▶ [Goal] How many lines of these entries hold the string "初中物理在线"? Answer with the number alone.

— START —

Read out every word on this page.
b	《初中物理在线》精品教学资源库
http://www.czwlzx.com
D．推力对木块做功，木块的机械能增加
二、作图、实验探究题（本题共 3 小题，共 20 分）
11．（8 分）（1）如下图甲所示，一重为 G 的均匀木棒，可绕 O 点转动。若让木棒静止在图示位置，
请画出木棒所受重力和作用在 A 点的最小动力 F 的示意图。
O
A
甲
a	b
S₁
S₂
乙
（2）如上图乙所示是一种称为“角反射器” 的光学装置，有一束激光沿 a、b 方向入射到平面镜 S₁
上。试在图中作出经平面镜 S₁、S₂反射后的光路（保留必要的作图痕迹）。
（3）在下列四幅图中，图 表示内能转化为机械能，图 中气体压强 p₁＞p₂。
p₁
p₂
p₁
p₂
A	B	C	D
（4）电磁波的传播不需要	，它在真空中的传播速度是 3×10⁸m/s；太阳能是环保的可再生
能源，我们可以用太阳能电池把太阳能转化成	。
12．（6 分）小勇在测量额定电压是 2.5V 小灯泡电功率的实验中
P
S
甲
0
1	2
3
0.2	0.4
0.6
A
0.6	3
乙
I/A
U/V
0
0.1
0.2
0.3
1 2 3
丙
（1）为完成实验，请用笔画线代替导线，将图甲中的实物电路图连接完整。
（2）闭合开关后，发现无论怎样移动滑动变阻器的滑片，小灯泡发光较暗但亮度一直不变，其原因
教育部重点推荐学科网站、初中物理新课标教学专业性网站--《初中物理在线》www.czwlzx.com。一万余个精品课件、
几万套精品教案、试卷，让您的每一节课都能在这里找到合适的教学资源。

— END —

▶ [Output of the task] 2